» **Supplied material**
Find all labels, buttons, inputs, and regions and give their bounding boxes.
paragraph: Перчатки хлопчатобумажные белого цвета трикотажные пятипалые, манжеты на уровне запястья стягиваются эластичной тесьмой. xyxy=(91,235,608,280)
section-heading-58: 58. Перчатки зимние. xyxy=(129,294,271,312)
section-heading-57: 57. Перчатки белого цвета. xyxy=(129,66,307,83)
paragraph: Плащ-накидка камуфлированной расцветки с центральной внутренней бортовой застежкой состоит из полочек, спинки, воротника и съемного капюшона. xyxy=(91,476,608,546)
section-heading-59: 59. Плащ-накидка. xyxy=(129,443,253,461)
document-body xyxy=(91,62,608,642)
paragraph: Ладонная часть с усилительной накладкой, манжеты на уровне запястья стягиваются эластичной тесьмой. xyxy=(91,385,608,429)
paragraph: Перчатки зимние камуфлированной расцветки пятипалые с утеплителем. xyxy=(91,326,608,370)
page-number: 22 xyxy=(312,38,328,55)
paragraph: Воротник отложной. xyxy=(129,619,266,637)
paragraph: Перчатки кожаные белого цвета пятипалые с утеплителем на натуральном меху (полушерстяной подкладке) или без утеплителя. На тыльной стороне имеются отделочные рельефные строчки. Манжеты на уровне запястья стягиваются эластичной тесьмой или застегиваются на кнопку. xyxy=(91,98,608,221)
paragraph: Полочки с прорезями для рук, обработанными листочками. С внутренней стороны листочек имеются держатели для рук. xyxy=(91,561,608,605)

==

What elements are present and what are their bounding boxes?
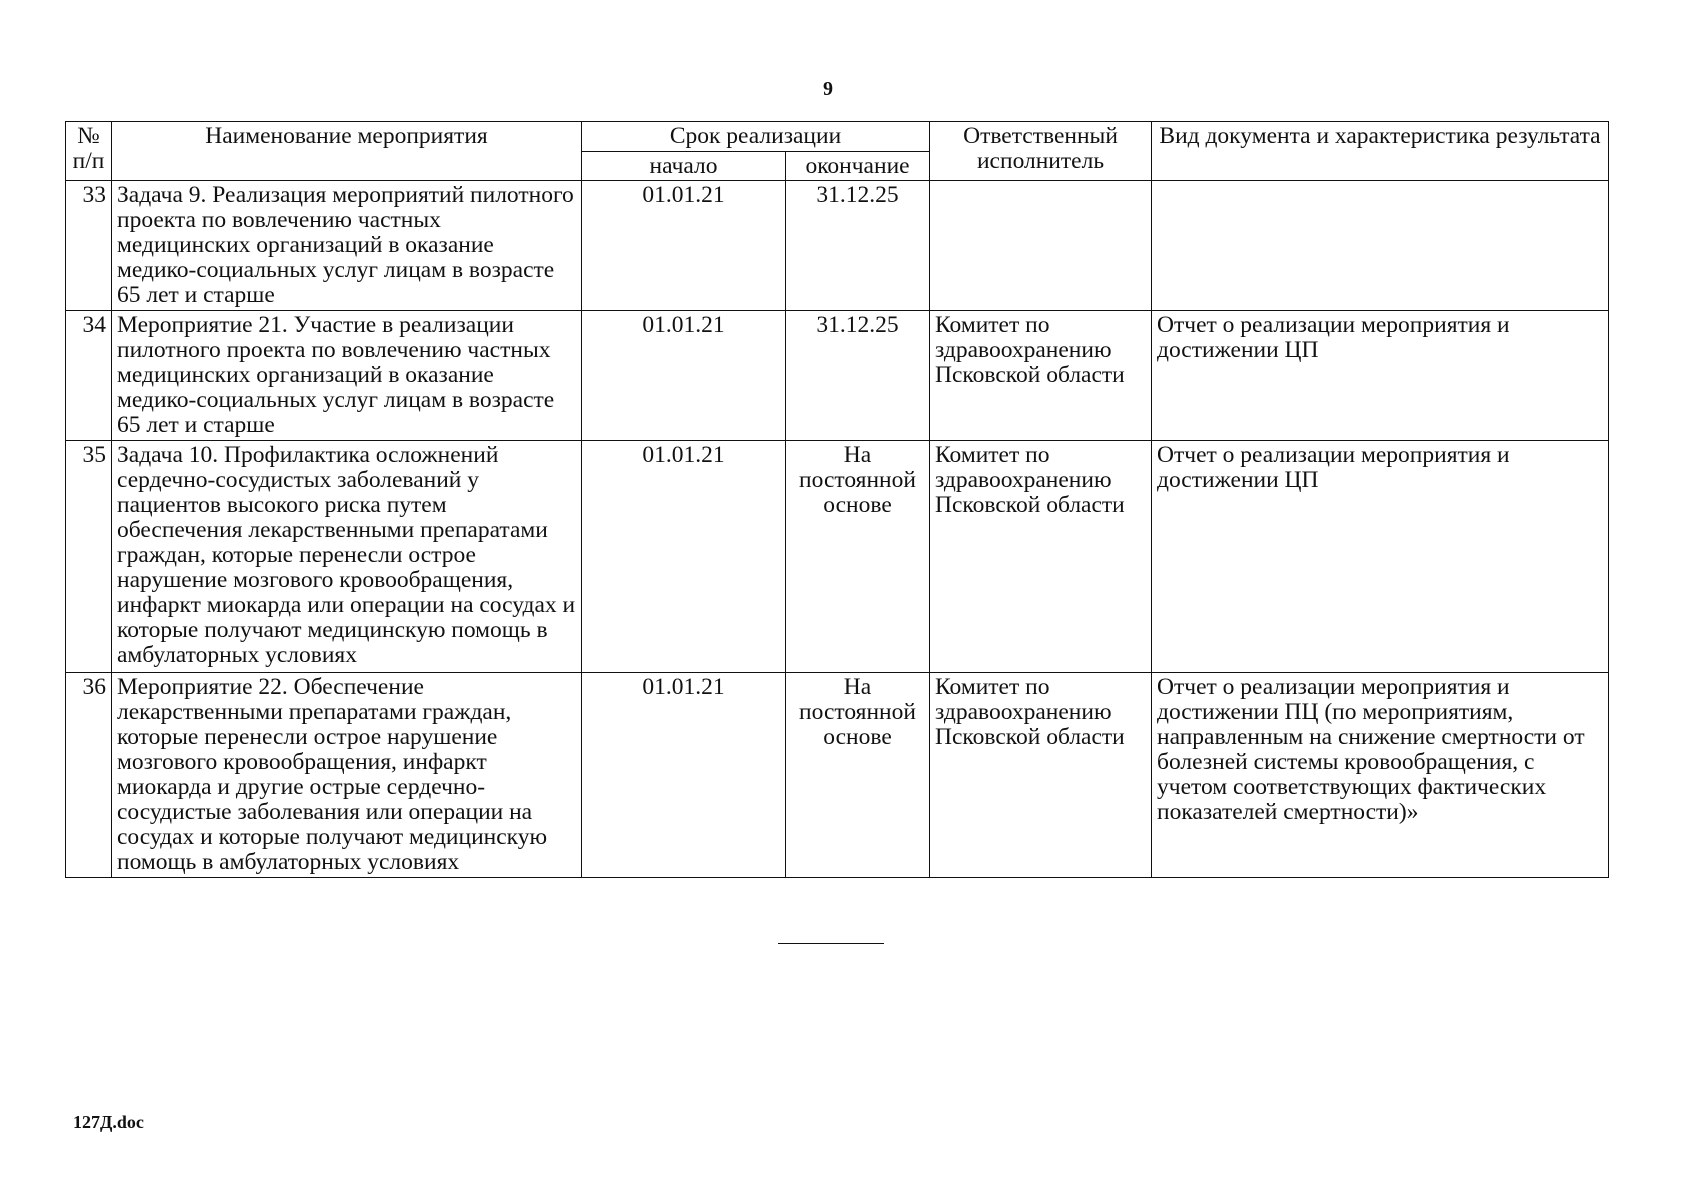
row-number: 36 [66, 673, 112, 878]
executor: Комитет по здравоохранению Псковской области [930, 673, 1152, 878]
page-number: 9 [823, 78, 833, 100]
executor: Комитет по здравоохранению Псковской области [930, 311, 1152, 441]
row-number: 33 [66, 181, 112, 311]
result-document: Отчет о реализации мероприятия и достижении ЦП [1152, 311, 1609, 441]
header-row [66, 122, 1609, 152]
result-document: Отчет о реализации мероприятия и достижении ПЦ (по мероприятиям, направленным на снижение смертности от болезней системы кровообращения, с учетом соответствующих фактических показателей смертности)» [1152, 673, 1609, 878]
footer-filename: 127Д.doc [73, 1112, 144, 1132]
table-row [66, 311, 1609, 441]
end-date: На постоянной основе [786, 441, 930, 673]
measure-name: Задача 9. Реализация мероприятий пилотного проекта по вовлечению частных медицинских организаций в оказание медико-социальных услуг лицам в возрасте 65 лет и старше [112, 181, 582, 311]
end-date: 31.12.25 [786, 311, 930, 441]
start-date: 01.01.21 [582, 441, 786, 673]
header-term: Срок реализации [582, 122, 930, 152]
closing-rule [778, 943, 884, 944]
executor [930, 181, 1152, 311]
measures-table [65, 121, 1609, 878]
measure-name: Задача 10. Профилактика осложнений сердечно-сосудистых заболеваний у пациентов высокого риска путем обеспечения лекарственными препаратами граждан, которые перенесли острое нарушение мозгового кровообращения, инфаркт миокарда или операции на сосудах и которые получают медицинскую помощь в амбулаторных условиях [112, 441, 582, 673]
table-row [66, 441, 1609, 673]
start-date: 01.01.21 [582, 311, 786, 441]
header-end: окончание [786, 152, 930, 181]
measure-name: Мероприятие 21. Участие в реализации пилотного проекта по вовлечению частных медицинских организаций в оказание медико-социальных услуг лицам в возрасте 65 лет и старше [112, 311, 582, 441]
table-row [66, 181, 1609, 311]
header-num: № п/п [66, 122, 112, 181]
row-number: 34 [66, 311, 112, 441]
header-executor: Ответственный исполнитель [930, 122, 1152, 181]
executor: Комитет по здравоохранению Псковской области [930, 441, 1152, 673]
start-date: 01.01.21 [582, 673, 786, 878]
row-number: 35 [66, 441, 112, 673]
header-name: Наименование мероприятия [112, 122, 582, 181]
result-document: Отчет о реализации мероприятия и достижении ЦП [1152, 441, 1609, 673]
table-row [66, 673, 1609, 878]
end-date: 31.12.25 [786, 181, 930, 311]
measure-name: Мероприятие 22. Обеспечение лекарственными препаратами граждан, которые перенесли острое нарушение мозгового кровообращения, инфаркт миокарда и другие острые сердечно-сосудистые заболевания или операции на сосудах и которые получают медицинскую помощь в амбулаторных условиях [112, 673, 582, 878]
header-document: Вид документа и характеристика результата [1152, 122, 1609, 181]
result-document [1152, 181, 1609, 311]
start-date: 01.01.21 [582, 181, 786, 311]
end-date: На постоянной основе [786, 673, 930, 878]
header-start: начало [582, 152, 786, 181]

--

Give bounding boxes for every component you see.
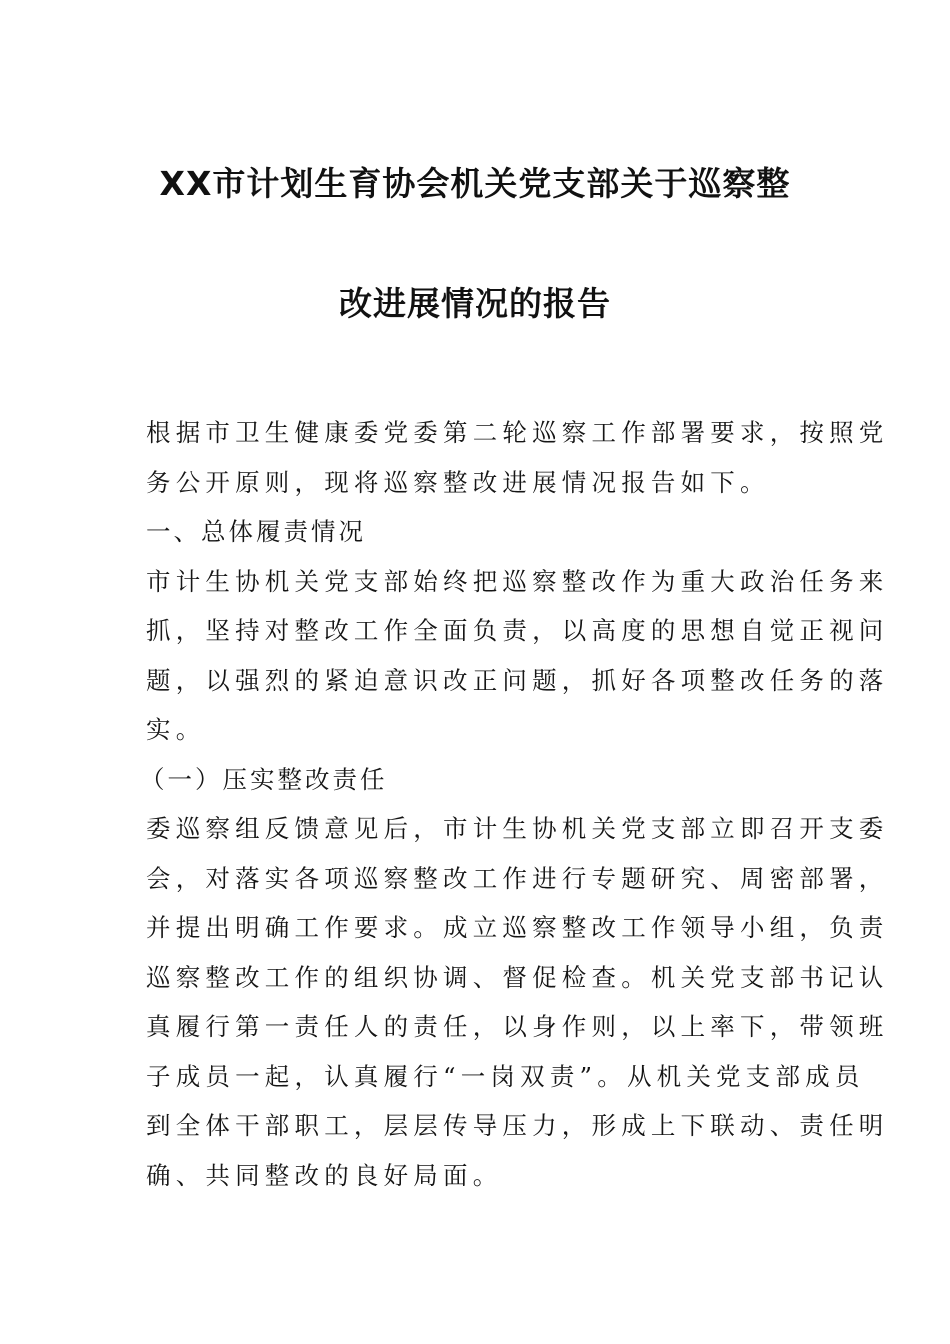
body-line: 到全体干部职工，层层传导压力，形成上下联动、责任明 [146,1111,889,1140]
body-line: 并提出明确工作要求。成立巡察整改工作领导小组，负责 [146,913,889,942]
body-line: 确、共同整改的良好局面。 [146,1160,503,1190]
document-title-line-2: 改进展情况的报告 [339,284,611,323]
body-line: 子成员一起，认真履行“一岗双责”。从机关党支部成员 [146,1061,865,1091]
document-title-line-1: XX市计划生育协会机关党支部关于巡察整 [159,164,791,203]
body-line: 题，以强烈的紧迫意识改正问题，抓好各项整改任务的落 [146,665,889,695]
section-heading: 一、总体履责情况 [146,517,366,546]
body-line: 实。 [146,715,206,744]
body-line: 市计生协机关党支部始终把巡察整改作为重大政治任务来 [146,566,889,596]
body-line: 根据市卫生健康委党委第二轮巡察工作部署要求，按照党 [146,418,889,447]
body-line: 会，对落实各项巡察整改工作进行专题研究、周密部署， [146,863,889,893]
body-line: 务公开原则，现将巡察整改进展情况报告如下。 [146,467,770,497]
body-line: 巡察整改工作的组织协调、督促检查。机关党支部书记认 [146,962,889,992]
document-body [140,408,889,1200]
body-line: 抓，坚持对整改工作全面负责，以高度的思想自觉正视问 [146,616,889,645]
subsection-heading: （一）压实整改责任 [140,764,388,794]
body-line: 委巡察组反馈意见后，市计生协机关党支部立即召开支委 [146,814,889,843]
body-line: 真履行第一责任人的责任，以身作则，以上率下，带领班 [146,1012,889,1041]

» **Set exercise**
Identify each line in the items above that contains the string "their", treating uppercase and lowercase as different, and copy every such line.

» **Correct result**
Find all labels, buttons, inputs, and regions and give their bounding boxes.
What elements are present and what are their bounding boxes?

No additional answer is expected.